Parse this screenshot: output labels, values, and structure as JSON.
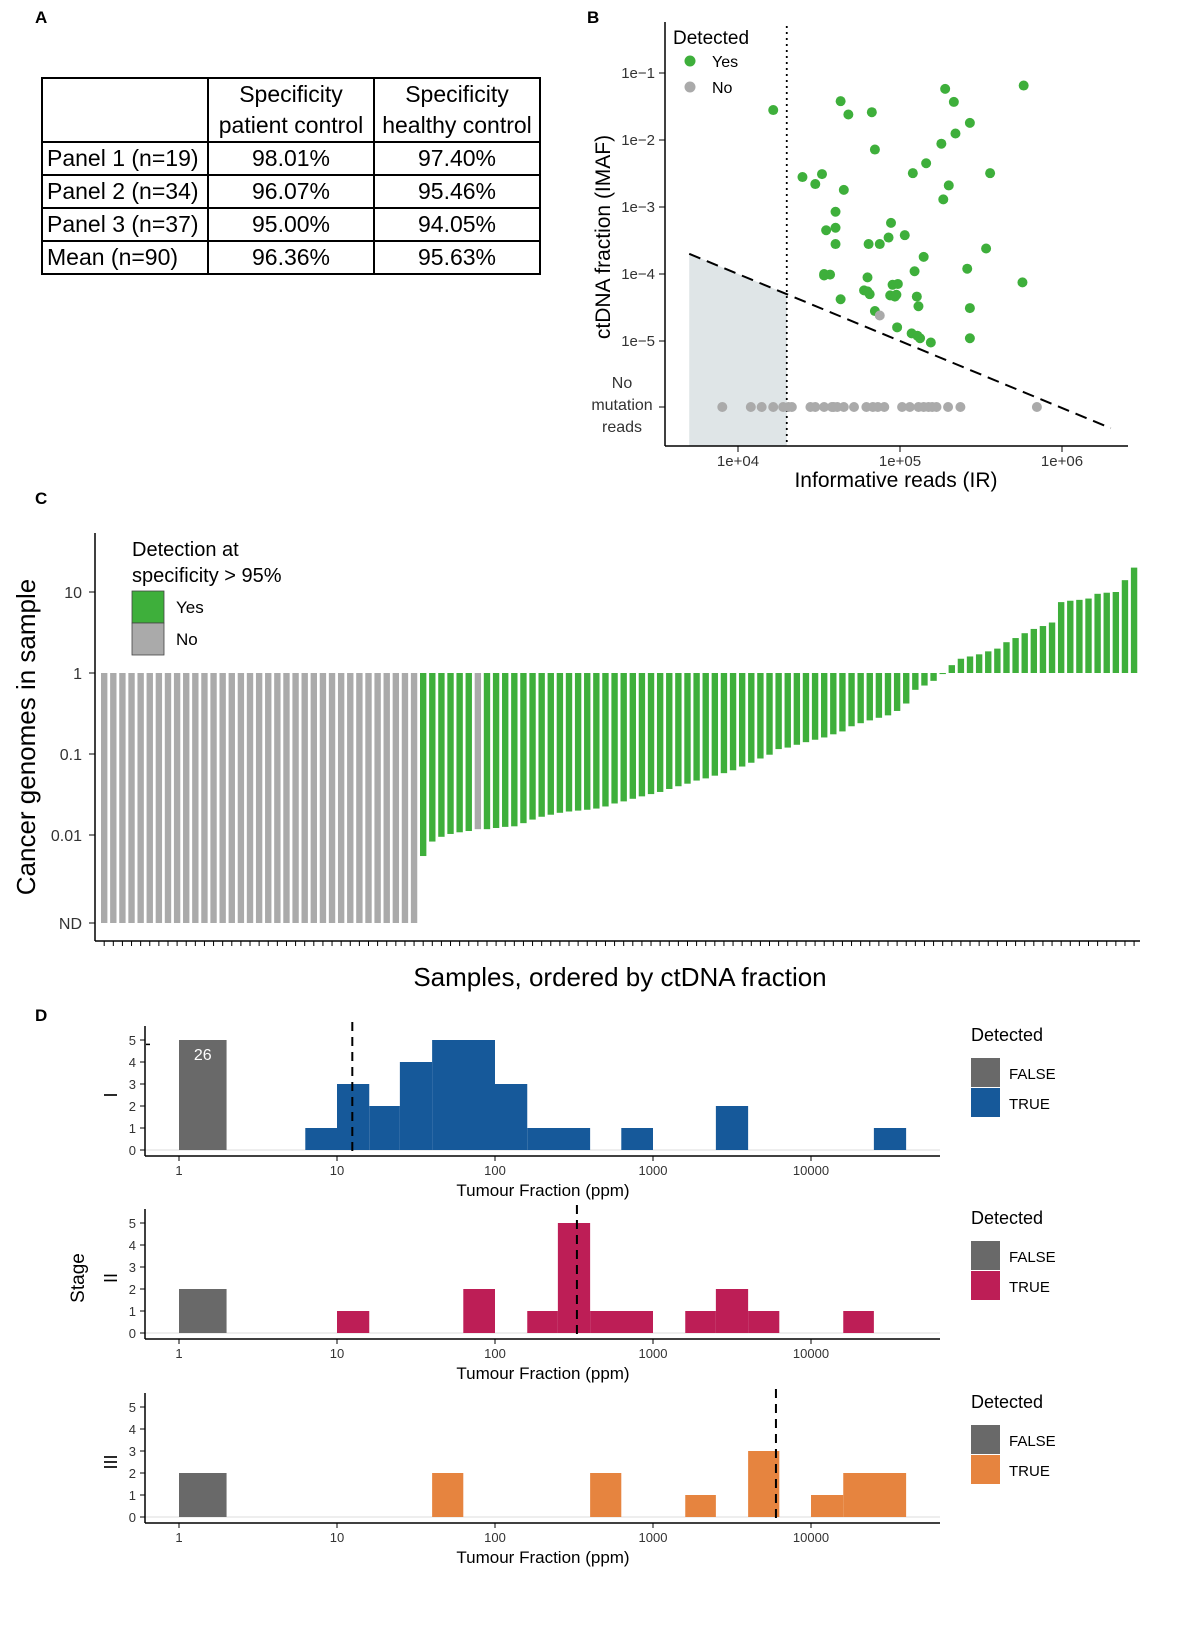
{
  "panel_labels": {
    "a": "A",
    "b": "B",
    "c": "C",
    "d": "D"
  },
  "colors": {
    "detected_yes": "#3eaf3b",
    "detected_no": "#aaaaaa",
    "false_bar": "#696969",
    "stage1": "#16599a",
    "stage2": "#bd1e56",
    "stage3": "#e6843f",
    "shade": "#dfe5e7"
  },
  "table": {
    "headers": [
      "",
      "Specificity\npatient control",
      "Specificity\nhealthy control"
    ],
    "rows": [
      [
        "Panel 1 (n=19)",
        "98.01%",
        "97.40%"
      ],
      [
        "Panel 2 (n=34)",
        "96.07%",
        "95.46%"
      ],
      [
        "Panel 3 (n=37)",
        "95.00%",
        "94.05%"
      ],
      [
        "Mean (n=90)",
        "96.36%",
        "95.63%"
      ]
    ]
  },
  "chart_data": [
    {
      "id": "B",
      "type": "scatter",
      "xlabel": "Informative reads (IR)",
      "ylabel": "ctDNA fraction (IMAF)",
      "x_scale": "log",
      "y_scale": "log",
      "xticks": [
        "1e+04",
        "1e+05",
        "1e+06"
      ],
      "yticks": [
        "1e−1",
        "1e−2",
        "1e−3",
        "1e−4",
        "1e−5"
      ],
      "y_no_mutation_label": "No\nmutation\nreads",
      "legend": {
        "title": "Detected",
        "entries": [
          "Yes",
          "No"
        ],
        "position": "top-left"
      },
      "vline_x": 20000,
      "threshold_line": [
        [
          5000,
          0.0002
        ],
        [
          2000000,
          5e-07
        ]
      ],
      "series": [
        {
          "name": "Yes",
          "points": [
            [
              16500,
              0.028
            ],
            [
              580000,
              0.065
            ],
            [
              190000,
              0.058
            ],
            [
              43000,
              0.038
            ],
            [
              67000,
              0.026
            ],
            [
              215000,
              0.037
            ],
            [
              48000,
              0.024
            ],
            [
              270000,
              0.018
            ],
            [
              220000,
              0.0125
            ],
            [
              180000,
              0.0088
            ],
            [
              70000,
              0.0072
            ],
            [
              25000,
              0.0028
            ],
            [
              33000,
              0.0031
            ],
            [
              30000,
              0.0022
            ],
            [
              145000,
              0.0045
            ],
            [
              120000,
              0.0032
            ],
            [
              200000,
              0.0021
            ],
            [
              360000,
              0.0032
            ],
            [
              45000,
              0.0018
            ],
            [
              185000,
              0.0013
            ],
            [
              40000,
              0.00085
            ],
            [
              88000,
              0.00058
            ],
            [
              35000,
              0.00045
            ],
            [
              64000,
              0.00028
            ],
            [
              40000,
              0.00049
            ],
            [
              85000,
              0.00035
            ],
            [
              107000,
              0.00038
            ],
            [
              75000,
              0.00028
            ],
            [
              40000,
              0.00028
            ],
            [
              140000,
              0.00018
            ],
            [
              340000,
              0.00024
            ],
            [
              34000,
              0.0001
            ],
            [
              37000,
              9.8e-05
            ],
            [
              63000,
              8.9e-05
            ],
            [
              260000,
              0.00012
            ],
            [
              123000,
              0.00011
            ],
            [
              90000,
              6.9e-05
            ],
            [
              97000,
              7.1e-05
            ],
            [
              34000,
              9.5e-05
            ],
            [
              60000,
              5.7e-05
            ],
            [
              65000,
              5e-05
            ],
            [
              87000,
              4.8e-05
            ],
            [
              93000,
              4.6e-05
            ],
            [
              570000,
              7.5e-05
            ],
            [
              63000,
              5.5e-05
            ],
            [
              43000,
              4.2e-05
            ],
            [
              127000,
              4.6e-05
            ],
            [
              95000,
              4.9e-05
            ],
            [
              130000,
              3.3e-05
            ],
            [
              270000,
              3.1e-05
            ],
            [
              70000,
              2.8e-05
            ],
            [
              96000,
              1.6e-05
            ],
            [
              118000,
              1.3e-05
            ],
            [
              128000,
              1.2e-05
            ],
            [
              133000,
              1.1e-05
            ],
            [
              270000,
              1.1e-05
            ],
            [
              155000,
              9.5e-06
            ]
          ]
        },
        {
          "name": "No",
          "points": [
            [
              75000,
              2.4e-05
            ],
            [
              8000,
              "ND"
            ],
            [
              12000,
              "ND"
            ],
            [
              14000,
              "ND"
            ],
            [
              16500,
              "ND"
            ],
            [
              19000,
              "ND"
            ],
            [
              20500,
              "ND"
            ],
            [
              21500,
              "ND"
            ],
            [
              28000,
              "ND"
            ],
            [
              30000,
              "ND"
            ],
            [
              34000,
              "ND"
            ],
            [
              38000,
              "ND"
            ],
            [
              39000,
              "ND"
            ],
            [
              41000,
              "ND"
            ],
            [
              45000,
              "ND"
            ],
            [
              52000,
              "ND"
            ],
            [
              62000,
              "ND"
            ],
            [
              68000,
              "ND"
            ],
            [
              73000,
              "ND"
            ],
            [
              80000,
              "ND"
            ],
            [
              103000,
              "ND"
            ],
            [
              115000,
              "ND"
            ],
            [
              130000,
              "ND"
            ],
            [
              140000,
              "ND"
            ],
            [
              150000,
              "ND"
            ],
            [
              158000,
              "ND"
            ],
            [
              168000,
              "ND"
            ],
            [
              198000,
              "ND"
            ],
            [
              236000,
              "ND"
            ],
            [
              700000,
              "ND"
            ]
          ]
        }
      ]
    },
    {
      "id": "C",
      "type": "bar",
      "xlabel": "Samples, ordered by ctDNA fraction",
      "ylabel": "Cancer genomes in sample",
      "y_scale": "log",
      "baseline": 1,
      "yticks": [
        "ND",
        "0.01",
        "0.1",
        "1",
        "10"
      ],
      "legend": {
        "title": "Detection at\nspecificity > 95%",
        "entries": [
          "Yes",
          "No"
        ],
        "position": "top-left"
      },
      "bars": [
        [
          "ND",
          "No"
        ],
        [
          "ND",
          "No"
        ],
        [
          "ND",
          "No"
        ],
        [
          "ND",
          "No"
        ],
        [
          "ND",
          "No"
        ],
        [
          "ND",
          "No"
        ],
        [
          "ND",
          "No"
        ],
        [
          "ND",
          "No"
        ],
        [
          "ND",
          "No"
        ],
        [
          "ND",
          "No"
        ],
        [
          "ND",
          "No"
        ],
        [
          "ND",
          "No"
        ],
        [
          "ND",
          "No"
        ],
        [
          "ND",
          "No"
        ],
        [
          "ND",
          "No"
        ],
        [
          "ND",
          "No"
        ],
        [
          "ND",
          "No"
        ],
        [
          "ND",
          "No"
        ],
        [
          "ND",
          "No"
        ],
        [
          "ND",
          "No"
        ],
        [
          "ND",
          "No"
        ],
        [
          "ND",
          "No"
        ],
        [
          "ND",
          "No"
        ],
        [
          "ND",
          "No"
        ],
        [
          "ND",
          "No"
        ],
        [
          "ND",
          "No"
        ],
        [
          "ND",
          "No"
        ],
        [
          "ND",
          "No"
        ],
        [
          "ND",
          "No"
        ],
        [
          "ND",
          "No"
        ],
        [
          "ND",
          "No"
        ],
        [
          "ND",
          "No"
        ],
        [
          "ND",
          "No"
        ],
        [
          "ND",
          "No"
        ],
        [
          "ND",
          "No"
        ],
        [
          0.0055,
          "Yes"
        ],
        [
          0.0083,
          "Yes"
        ],
        [
          0.0095,
          "Yes"
        ],
        [
          0.0103,
          "Yes"
        ],
        [
          0.0108,
          "Yes"
        ],
        [
          0.0112,
          "Yes"
        ],
        [
          0.0118,
          "No"
        ],
        [
          0.0118,
          "Yes"
        ],
        [
          0.0122,
          "Yes"
        ],
        [
          0.0126,
          "Yes"
        ],
        [
          0.0128,
          "Yes"
        ],
        [
          0.014,
          "Yes"
        ],
        [
          0.0155,
          "Yes"
        ],
        [
          0.0168,
          "Yes"
        ],
        [
          0.0178,
          "Yes"
        ],
        [
          0.0188,
          "Yes"
        ],
        [
          0.0195,
          "Yes"
        ],
        [
          0.02,
          "Yes"
        ],
        [
          0.0205,
          "Yes"
        ],
        [
          0.0212,
          "Yes"
        ],
        [
          0.0225,
          "Yes"
        ],
        [
          0.0245,
          "Yes"
        ],
        [
          0.026,
          "Yes"
        ],
        [
          0.028,
          "Yes"
        ],
        [
          0.03,
          "Yes"
        ],
        [
          0.032,
          "Yes"
        ],
        [
          0.034,
          "Yes"
        ],
        [
          0.037,
          "Yes"
        ],
        [
          0.04,
          "Yes"
        ],
        [
          0.043,
          "Yes"
        ],
        [
          0.047,
          "Yes"
        ],
        [
          0.05,
          "Yes"
        ],
        [
          0.054,
          "Yes"
        ],
        [
          0.058,
          "Yes"
        ],
        [
          0.063,
          "Yes"
        ],
        [
          0.07,
          "Yes"
        ],
        [
          0.078,
          "Yes"
        ],
        [
          0.088,
          "Yes"
        ],
        [
          0.098,
          "Yes"
        ],
        [
          0.115,
          "Yes"
        ],
        [
          0.12,
          "Yes"
        ],
        [
          0.13,
          "Yes"
        ],
        [
          0.14,
          "Yes"
        ],
        [
          0.15,
          "Yes"
        ],
        [
          0.16,
          "Yes"
        ],
        [
          0.175,
          "Yes"
        ],
        [
          0.19,
          "Yes"
        ],
        [
          0.22,
          "Yes"
        ],
        [
          0.24,
          "Yes"
        ],
        [
          0.26,
          "Yes"
        ],
        [
          0.28,
          "Yes"
        ],
        [
          0.3,
          "Yes"
        ],
        [
          0.34,
          "Yes"
        ],
        [
          0.42,
          "Yes"
        ],
        [
          0.62,
          "Yes"
        ],
        [
          0.7,
          "Yes"
        ],
        [
          0.8,
          "Yes"
        ],
        [
          0.97,
          "Yes"
        ],
        [
          1.25,
          "Yes"
        ],
        [
          1.5,
          "Yes"
        ],
        [
          1.6,
          "Yes"
        ],
        [
          1.7,
          "Yes"
        ],
        [
          1.85,
          "Yes"
        ],
        [
          2.0,
          "Yes"
        ],
        [
          2.4,
          "Yes"
        ],
        [
          2.7,
          "Yes"
        ],
        [
          3.1,
          "Yes"
        ],
        [
          3.5,
          "Yes"
        ],
        [
          3.8,
          "Yes"
        ],
        [
          4.2,
          "Yes"
        ],
        [
          7.5,
          "Yes"
        ],
        [
          7.8,
          "Yes"
        ],
        [
          8.0,
          "Yes"
        ],
        [
          8.3,
          "Yes"
        ],
        [
          9.5,
          "Yes"
        ],
        [
          9.8,
          "Yes"
        ],
        [
          10,
          "Yes"
        ],
        [
          14,
          "Yes"
        ],
        [
          20,
          "Yes"
        ]
      ]
    },
    {
      "id": "D",
      "type": "bar",
      "facet_label": "Stage",
      "xlabel": "Tumour Fraction (ppm)",
      "x_scale": "log",
      "xticks": [
        "1",
        "10",
        "100",
        "1000",
        "10000"
      ],
      "yticks": [
        "0",
        "1",
        "2",
        "3",
        "4",
        "5"
      ],
      "legend": {
        "title": "Detected",
        "entries": [
          "FALSE",
          "TRUE"
        ],
        "position": "right"
      },
      "facets": [
        {
          "name": "I",
          "vline": 12.5,
          "false_bar": {
            "x": [
              1,
              2
            ],
            "y": 26,
            "label": "26"
          },
          "bins": [
            [
              6.3,
              10,
              1
            ],
            [
              10,
              16,
              3
            ],
            [
              16,
              25,
              2
            ],
            [
              25,
              40,
              4
            ],
            [
              40,
              100,
              5
            ],
            [
              100,
              160,
              3
            ],
            [
              160,
              400,
              1
            ],
            [
              630,
              1000,
              1
            ],
            [
              2500,
              4000,
              2
            ],
            [
              25000,
              40000,
              1
            ]
          ]
        },
        {
          "name": "II",
          "vline": 330,
          "false_bar": {
            "x": [
              1,
              2
            ],
            "y": 2
          },
          "bins": [
            [
              10,
              16,
              1
            ],
            [
              63,
              100,
              2
            ],
            [
              160,
              250,
              1
            ],
            [
              250,
              400,
              5
            ],
            [
              400,
              1000,
              1
            ],
            [
              1600,
              2500,
              1
            ],
            [
              2500,
              4000,
              2
            ],
            [
              4000,
              6300,
              1
            ],
            [
              16000,
              25000,
              1
            ]
          ]
        },
        {
          "name": "III",
          "vline": 6000,
          "false_bar": {
            "x": [
              1,
              2
            ],
            "y": 2
          },
          "bins": [
            [
              40,
              63,
              2
            ],
            [
              400,
              630,
              2
            ],
            [
              1600,
              2500,
              1
            ],
            [
              4000,
              6300,
              3
            ],
            [
              10000,
              16000,
              1
            ],
            [
              16000,
              40000,
              2
            ]
          ]
        }
      ]
    }
  ]
}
+++
*YOUR ASSIGNMENT*
Where the string "control" appears in a line of the listing, copy that line.

*SOLUTION*
      "Specificity\npatient control",
      "Specificity\nhealthy control"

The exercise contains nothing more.